**DIRECTIONS FOR THIS TASK:** Write out the records below word for word, everything from the line containing "Decompose this screenshot" down to the line containing "toggle-bookmark-icon[interactable]: [42, 78, 66, 102]", including both of those lines.
━━━━━ ENTRIES PROVIDED
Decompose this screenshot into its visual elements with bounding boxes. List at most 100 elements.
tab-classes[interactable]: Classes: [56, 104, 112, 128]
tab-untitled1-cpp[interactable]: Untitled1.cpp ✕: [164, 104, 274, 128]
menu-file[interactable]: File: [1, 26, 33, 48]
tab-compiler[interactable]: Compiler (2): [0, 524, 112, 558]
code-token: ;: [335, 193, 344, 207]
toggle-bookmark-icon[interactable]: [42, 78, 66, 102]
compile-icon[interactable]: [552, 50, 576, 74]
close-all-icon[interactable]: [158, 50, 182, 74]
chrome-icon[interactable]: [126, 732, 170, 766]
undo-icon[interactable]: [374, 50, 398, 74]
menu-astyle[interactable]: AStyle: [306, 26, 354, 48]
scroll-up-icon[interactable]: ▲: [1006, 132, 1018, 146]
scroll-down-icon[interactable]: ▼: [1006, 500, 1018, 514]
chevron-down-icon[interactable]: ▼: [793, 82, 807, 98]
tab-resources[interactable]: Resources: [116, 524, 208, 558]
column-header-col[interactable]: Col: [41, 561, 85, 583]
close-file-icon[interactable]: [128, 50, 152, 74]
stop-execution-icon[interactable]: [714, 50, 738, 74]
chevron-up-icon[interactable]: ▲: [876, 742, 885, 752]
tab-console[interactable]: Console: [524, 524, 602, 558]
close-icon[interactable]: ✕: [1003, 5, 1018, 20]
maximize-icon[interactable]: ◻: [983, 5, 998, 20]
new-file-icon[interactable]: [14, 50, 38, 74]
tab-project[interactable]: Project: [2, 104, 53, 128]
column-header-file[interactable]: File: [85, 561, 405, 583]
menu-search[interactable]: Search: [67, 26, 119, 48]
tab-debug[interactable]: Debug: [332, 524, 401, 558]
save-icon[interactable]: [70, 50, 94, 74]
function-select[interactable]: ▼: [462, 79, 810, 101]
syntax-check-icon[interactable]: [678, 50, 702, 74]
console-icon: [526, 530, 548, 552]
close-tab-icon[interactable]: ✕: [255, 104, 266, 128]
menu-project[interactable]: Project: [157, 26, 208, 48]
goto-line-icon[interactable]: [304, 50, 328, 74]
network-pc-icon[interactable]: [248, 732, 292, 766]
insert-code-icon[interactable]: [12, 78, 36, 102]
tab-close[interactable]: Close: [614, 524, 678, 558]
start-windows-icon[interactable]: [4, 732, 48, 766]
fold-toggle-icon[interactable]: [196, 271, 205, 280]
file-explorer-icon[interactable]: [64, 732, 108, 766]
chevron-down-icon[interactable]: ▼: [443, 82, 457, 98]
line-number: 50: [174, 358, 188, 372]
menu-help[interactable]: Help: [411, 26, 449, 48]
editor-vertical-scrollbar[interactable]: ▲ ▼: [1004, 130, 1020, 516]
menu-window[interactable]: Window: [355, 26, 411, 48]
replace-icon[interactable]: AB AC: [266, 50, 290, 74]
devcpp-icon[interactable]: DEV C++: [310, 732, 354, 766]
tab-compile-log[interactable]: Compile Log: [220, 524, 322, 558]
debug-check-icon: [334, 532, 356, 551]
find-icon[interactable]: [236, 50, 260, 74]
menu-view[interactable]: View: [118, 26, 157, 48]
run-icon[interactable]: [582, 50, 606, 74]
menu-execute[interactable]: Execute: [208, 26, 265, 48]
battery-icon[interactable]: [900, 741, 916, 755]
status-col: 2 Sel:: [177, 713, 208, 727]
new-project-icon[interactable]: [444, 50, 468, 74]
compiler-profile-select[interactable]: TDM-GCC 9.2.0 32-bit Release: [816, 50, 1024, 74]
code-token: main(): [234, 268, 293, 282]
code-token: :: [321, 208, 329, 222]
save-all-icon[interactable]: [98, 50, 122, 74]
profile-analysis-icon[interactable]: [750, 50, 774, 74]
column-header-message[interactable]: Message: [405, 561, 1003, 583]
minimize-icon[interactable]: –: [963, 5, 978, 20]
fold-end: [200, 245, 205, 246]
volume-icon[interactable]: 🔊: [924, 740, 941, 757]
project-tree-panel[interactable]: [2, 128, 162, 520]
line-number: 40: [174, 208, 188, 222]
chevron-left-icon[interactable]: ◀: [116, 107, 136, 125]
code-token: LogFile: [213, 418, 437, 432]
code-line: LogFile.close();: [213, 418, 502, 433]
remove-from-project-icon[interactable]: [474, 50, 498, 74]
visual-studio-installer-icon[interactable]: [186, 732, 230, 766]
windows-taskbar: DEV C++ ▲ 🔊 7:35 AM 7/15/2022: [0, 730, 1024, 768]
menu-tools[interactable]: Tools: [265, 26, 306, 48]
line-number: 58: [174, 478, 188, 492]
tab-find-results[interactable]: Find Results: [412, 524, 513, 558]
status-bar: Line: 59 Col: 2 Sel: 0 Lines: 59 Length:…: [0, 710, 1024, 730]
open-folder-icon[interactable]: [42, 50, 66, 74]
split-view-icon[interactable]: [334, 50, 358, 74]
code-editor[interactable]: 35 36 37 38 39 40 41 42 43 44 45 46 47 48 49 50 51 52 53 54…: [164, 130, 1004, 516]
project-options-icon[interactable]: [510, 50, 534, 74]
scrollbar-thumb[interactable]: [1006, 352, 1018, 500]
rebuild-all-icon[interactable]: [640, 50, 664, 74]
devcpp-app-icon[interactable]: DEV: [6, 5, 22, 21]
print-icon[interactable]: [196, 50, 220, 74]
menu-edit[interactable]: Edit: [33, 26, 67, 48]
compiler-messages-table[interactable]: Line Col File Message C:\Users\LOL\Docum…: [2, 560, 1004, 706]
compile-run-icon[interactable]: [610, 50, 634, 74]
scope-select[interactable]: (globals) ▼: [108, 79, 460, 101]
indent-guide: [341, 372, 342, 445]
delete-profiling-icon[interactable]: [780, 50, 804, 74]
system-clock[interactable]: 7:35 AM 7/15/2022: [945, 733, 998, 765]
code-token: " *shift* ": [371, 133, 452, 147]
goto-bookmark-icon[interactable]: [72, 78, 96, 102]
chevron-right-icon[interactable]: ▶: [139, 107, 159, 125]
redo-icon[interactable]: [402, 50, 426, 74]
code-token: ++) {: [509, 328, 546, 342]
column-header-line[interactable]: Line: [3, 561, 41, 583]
━━━━━━━━━━
━━━━━ ENTRIES PROVIDED
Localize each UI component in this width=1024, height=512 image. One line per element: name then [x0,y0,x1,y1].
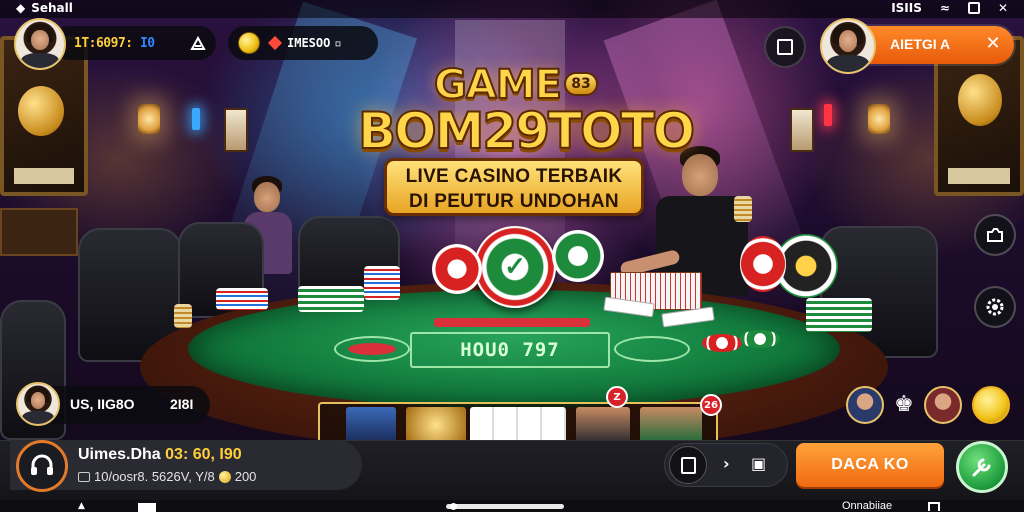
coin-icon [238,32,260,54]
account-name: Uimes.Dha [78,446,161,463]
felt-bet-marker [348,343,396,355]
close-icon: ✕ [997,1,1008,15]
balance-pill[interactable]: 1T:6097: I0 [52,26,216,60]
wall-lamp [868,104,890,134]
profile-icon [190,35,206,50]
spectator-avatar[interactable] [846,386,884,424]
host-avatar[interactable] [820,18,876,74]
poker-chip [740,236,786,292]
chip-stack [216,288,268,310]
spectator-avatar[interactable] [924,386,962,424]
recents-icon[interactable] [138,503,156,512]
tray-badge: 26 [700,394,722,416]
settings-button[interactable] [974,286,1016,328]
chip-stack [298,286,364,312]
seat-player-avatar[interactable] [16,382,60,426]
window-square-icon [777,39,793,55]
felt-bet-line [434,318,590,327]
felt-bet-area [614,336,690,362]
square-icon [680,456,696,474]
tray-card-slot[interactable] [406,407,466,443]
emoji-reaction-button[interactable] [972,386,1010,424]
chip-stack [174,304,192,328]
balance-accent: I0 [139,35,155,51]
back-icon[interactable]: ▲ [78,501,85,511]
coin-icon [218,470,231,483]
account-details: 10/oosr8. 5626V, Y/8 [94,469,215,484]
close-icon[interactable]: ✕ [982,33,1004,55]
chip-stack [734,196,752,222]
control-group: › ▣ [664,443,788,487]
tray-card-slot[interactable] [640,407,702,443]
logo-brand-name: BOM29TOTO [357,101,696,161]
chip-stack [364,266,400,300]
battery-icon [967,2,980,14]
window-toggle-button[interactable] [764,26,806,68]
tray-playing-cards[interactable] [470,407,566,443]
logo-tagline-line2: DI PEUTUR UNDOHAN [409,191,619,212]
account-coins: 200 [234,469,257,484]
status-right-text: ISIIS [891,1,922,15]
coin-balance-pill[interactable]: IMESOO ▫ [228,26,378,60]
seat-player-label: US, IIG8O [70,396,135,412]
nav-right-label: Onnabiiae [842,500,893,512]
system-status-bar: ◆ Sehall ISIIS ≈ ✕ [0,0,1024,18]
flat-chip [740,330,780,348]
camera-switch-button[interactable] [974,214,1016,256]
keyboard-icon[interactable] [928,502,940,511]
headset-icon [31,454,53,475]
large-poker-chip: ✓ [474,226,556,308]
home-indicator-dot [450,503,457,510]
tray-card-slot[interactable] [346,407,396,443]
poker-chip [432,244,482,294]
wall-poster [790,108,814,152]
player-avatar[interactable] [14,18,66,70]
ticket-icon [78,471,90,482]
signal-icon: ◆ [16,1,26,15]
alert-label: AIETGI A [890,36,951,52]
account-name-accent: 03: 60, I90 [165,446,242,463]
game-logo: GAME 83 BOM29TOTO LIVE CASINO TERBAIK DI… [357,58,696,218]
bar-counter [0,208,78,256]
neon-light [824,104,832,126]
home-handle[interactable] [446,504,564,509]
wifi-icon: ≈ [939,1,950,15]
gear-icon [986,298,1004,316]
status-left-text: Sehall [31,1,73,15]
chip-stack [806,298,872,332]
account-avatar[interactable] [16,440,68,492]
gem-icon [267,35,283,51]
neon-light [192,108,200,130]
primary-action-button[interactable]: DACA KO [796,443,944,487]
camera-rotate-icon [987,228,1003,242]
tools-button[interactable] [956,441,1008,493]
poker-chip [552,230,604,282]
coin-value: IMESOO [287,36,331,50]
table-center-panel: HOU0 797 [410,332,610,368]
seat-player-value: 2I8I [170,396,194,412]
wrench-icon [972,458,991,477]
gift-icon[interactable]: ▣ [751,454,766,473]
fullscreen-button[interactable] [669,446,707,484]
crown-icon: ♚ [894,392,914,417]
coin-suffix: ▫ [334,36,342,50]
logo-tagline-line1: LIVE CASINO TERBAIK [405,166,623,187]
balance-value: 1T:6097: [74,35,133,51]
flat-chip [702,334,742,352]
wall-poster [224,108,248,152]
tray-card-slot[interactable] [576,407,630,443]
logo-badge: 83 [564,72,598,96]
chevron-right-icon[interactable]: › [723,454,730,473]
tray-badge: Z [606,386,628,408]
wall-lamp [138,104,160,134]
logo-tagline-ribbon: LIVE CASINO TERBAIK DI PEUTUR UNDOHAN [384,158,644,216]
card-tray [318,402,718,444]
━━━━━━━━━━
**RIGHT ANSWER:**
Decompose this screenshot into its visual elements with bounding boxes. List at most 100 elements.
tab-classes[interactable]: Classes: [56, 104, 112, 128]
tab-untitled1-cpp[interactable]: Untitled1.cpp ✕: [164, 104, 274, 128]
menu-file[interactable]: File: [1, 26, 33, 48]
tab-compiler[interactable]: Compiler (2): [0, 524, 112, 558]
code-token: ;: [335, 193, 344, 207]
toggle-bookmark-icon[interactable]: [42, 78, 66, 102]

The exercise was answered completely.